[Extracted records]
____________________

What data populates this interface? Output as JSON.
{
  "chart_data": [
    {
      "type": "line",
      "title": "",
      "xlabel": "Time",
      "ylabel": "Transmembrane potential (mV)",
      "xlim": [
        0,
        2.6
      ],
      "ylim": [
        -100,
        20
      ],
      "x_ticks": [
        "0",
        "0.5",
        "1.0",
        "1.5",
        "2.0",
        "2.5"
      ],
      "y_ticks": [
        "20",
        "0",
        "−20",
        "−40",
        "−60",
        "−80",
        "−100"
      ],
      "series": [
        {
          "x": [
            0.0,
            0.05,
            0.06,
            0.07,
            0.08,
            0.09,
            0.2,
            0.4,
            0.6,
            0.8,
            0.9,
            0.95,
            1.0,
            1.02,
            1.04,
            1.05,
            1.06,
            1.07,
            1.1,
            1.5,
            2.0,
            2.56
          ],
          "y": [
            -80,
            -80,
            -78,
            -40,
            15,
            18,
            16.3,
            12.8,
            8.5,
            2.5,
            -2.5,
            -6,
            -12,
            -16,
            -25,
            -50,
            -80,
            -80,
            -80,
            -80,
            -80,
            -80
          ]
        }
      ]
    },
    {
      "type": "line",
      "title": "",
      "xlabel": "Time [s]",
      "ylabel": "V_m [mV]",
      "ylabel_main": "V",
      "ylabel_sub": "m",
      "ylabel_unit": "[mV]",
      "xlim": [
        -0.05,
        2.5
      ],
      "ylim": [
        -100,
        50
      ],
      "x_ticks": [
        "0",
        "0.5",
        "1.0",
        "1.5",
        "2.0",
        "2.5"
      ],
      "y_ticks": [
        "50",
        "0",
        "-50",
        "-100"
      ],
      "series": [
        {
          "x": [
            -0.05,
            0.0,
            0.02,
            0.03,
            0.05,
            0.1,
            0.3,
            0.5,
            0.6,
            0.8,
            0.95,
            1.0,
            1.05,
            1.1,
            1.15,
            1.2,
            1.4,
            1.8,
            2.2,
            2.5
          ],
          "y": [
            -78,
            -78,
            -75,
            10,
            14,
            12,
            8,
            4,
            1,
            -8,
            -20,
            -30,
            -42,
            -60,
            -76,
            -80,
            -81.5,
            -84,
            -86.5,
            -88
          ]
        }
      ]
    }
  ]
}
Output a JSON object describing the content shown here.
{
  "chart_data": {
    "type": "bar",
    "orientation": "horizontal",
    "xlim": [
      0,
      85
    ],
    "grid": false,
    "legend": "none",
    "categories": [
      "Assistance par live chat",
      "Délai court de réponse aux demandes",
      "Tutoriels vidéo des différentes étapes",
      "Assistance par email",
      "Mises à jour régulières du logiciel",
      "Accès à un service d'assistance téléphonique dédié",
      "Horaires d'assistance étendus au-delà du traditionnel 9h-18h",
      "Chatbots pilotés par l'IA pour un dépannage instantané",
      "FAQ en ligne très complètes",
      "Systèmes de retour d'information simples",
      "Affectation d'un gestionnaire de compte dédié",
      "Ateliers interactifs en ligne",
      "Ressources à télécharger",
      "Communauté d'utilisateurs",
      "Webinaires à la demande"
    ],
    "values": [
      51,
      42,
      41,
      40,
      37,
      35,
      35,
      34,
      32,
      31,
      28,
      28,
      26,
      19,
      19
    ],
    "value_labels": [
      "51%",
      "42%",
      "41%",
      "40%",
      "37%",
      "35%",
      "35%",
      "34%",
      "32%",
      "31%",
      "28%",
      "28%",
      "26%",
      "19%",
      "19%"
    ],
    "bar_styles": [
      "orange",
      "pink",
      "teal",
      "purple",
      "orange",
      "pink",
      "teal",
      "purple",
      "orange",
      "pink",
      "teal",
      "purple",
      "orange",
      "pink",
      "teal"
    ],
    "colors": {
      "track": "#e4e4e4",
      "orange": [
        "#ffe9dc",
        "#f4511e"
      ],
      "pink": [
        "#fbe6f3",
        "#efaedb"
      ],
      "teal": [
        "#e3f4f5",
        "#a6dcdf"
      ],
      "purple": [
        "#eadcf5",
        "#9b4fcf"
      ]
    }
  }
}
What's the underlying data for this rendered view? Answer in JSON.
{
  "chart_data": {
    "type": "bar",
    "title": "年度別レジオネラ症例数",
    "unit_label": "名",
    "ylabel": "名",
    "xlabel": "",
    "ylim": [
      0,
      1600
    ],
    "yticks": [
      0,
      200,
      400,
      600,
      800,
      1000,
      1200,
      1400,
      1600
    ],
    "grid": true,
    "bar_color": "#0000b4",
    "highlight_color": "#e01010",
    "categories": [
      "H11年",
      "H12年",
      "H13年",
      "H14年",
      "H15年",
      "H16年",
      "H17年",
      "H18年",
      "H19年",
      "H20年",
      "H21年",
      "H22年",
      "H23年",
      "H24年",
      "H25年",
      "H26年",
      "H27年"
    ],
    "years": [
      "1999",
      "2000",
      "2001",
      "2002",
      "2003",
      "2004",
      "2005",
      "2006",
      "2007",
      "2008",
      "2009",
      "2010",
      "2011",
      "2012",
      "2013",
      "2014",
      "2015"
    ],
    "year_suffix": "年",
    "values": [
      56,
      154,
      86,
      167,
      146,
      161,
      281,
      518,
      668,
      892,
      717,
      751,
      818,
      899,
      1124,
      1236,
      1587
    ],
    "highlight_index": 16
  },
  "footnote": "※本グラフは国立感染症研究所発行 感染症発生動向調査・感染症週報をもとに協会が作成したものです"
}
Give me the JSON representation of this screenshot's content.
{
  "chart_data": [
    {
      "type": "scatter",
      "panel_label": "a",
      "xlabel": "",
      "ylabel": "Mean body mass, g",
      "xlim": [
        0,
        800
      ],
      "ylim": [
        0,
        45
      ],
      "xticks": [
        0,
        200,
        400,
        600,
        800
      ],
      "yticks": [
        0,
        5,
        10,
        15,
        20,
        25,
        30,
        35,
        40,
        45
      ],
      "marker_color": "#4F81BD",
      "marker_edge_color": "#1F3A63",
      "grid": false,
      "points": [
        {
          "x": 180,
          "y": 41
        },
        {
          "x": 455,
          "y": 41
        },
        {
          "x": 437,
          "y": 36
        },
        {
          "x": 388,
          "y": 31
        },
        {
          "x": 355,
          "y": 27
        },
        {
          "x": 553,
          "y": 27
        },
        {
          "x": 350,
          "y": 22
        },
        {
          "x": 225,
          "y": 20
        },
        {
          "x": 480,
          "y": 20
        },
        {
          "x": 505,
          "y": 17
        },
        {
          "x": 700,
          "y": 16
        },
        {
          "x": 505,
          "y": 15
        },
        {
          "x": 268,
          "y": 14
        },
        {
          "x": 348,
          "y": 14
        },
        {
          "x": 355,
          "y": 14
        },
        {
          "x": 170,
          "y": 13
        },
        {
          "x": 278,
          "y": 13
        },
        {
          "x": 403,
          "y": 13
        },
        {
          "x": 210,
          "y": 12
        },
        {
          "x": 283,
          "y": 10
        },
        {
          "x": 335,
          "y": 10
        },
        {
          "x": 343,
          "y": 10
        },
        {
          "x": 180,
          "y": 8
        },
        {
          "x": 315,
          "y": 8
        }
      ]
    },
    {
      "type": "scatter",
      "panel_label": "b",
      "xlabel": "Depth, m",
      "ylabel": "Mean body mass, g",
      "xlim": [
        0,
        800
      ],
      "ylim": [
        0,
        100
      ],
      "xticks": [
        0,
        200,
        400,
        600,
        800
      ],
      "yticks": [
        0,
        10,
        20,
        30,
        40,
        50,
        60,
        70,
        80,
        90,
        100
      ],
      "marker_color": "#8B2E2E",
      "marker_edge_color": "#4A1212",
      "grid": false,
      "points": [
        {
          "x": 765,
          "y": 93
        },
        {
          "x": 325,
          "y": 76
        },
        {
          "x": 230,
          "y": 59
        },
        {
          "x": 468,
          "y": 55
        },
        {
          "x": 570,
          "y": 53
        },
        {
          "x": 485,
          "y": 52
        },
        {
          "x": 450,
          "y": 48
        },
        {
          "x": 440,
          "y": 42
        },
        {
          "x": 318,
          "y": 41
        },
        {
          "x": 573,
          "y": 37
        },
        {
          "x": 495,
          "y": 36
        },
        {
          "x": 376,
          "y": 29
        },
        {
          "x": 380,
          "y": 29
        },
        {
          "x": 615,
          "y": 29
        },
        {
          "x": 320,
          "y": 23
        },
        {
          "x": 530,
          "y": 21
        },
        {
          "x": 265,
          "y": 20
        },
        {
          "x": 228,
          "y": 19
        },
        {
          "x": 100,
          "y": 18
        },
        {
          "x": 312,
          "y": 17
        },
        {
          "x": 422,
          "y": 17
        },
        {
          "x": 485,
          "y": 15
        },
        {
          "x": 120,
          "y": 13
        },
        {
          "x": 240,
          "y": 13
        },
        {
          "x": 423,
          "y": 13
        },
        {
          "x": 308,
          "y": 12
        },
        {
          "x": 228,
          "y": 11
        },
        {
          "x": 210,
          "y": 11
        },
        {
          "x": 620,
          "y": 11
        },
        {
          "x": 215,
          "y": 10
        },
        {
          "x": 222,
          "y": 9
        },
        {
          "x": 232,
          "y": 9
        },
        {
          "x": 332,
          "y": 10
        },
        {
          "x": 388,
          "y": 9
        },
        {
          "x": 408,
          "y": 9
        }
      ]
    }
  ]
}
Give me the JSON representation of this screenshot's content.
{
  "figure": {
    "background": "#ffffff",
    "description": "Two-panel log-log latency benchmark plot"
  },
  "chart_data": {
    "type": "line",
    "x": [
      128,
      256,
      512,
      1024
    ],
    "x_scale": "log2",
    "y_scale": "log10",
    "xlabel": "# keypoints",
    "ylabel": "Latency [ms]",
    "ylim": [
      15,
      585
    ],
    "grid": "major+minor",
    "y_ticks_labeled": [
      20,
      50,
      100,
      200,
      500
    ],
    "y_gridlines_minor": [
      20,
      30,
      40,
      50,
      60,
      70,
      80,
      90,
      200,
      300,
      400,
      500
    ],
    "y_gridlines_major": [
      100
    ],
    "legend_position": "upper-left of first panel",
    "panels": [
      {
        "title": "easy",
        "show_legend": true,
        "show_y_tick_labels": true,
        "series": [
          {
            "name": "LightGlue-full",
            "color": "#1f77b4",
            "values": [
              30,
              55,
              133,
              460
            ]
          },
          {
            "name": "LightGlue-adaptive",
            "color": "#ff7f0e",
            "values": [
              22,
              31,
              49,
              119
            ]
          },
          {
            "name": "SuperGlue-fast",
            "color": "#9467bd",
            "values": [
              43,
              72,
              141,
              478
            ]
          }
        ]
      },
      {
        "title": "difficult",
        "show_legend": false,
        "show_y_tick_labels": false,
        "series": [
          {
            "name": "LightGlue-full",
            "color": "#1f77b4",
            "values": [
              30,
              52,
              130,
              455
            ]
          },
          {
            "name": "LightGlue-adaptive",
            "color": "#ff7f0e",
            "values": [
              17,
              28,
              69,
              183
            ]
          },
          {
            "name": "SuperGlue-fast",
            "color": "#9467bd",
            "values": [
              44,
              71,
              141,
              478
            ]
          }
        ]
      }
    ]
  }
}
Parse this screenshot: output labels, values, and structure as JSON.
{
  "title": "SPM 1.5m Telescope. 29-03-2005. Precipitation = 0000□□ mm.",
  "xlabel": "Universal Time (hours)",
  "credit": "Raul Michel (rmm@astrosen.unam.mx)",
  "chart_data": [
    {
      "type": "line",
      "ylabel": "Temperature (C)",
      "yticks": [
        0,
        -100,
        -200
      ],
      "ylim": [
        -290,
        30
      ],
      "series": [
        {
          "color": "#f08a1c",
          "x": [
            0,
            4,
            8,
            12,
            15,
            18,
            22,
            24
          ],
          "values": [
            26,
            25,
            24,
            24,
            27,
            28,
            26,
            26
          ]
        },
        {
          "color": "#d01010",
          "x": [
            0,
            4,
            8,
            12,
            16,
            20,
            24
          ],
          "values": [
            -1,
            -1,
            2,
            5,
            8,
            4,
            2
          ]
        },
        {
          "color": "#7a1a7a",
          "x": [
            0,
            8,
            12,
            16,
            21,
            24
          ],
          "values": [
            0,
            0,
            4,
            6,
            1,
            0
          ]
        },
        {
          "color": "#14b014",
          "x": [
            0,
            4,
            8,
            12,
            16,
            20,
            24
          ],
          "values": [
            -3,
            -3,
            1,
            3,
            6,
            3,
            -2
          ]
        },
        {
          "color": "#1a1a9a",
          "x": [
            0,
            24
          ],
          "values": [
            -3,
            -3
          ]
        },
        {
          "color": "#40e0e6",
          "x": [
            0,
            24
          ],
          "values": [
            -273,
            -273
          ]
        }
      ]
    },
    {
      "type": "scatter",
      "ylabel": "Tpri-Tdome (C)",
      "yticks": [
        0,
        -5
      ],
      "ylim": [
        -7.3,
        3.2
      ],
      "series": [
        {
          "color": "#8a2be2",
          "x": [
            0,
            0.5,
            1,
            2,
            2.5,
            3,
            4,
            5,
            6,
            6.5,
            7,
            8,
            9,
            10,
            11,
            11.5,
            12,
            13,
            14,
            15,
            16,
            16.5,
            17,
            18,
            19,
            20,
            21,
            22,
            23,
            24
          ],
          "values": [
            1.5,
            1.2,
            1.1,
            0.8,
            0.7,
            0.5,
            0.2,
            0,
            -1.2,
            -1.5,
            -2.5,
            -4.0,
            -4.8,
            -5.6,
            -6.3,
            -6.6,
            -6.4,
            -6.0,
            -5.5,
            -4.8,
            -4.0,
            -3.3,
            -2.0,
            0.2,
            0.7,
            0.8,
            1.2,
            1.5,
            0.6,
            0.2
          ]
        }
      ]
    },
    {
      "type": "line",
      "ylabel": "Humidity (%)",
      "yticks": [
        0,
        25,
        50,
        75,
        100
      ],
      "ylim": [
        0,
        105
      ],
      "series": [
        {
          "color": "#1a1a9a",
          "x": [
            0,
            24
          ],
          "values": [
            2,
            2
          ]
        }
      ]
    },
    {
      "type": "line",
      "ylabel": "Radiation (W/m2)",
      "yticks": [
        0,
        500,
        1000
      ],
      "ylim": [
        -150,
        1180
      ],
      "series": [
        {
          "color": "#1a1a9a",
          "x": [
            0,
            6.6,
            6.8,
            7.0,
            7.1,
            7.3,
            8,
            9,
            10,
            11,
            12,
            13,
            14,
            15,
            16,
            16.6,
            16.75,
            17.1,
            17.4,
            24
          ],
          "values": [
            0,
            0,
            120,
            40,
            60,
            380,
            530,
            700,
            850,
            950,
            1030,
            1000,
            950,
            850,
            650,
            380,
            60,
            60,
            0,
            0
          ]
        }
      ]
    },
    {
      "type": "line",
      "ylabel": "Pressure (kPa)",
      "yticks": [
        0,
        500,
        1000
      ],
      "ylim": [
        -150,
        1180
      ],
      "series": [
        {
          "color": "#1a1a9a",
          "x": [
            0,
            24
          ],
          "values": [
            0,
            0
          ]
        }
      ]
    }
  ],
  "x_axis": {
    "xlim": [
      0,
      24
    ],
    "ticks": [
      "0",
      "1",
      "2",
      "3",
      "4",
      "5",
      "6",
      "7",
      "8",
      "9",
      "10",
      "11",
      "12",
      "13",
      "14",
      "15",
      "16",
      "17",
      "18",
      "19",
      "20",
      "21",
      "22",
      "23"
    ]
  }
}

____________________

From the data above, gather every line that includes the word "Time".

## Output for this exercise
      "xlabel": "Time",
      "xlabel": "Time [s]",
  "xlabel": "Universal Time (hours)",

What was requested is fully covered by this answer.